-- WHAT TO DO --
Reproduce the material in full, unchanged.

Stored data
>> begin
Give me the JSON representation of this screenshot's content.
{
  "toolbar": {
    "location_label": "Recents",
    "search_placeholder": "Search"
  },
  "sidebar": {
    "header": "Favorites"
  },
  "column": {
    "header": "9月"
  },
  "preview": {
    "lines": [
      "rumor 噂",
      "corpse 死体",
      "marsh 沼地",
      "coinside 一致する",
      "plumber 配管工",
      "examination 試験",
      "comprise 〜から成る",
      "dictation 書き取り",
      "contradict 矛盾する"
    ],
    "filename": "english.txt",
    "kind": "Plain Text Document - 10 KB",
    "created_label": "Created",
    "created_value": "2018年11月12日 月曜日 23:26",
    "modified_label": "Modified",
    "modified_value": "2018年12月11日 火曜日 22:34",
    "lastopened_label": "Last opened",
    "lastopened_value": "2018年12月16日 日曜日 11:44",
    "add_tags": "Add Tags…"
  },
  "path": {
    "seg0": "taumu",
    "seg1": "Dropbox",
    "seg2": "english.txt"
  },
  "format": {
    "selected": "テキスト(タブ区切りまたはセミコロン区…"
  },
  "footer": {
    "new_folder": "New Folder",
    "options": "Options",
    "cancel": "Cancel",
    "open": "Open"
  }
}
>> end
-- FULL SOLUTION --
Give me the JSON representation of this screenshot's content.
{
  "toolbar": {
    "location_label": "Recents",
    "search_placeholder": "Search"
  },
  "sidebar": {
    "header": "Favorites"
  },
  "column": {
    "header": "9月"
  },
  "preview": {
    "lines": [
      "rumor 噂",
      "corpse 死体",
      "marsh 沼地",
      "coinside 一致する",
      "plumber 配管工",
      "examination 試験",
      "comprise 〜から成る",
      "dictation 書き取り",
      "contradict 矛盾する"
    ],
    "filename": "english.txt",
    "kind": "Plain Text Document - 10 KB",
    "created_label": "Created",
    "created_value": "2018年11月12日 月曜日 23:26",
    "modified_label": "Modified",
    "modified_value": "2018年12月11日 火曜日 22:34",
    "lastopened_label": "Last opened",
    "lastopened_value": "2018年12月16日 日曜日 11:44",
    "add_tags": "Add Tags…"
  },
  "path": {
    "seg0": "taumu",
    "seg1": "Dropbox",
    "seg2": "english.txt"
  },
  "format": {
    "selected": "テキスト(タブ区切りまたはセミコロン区…"
  },
  "footer": {
    "new_folder": "New Folder",
    "options": "Options",
    "cancel": "Cancel",
    "open": "Open"
  }
}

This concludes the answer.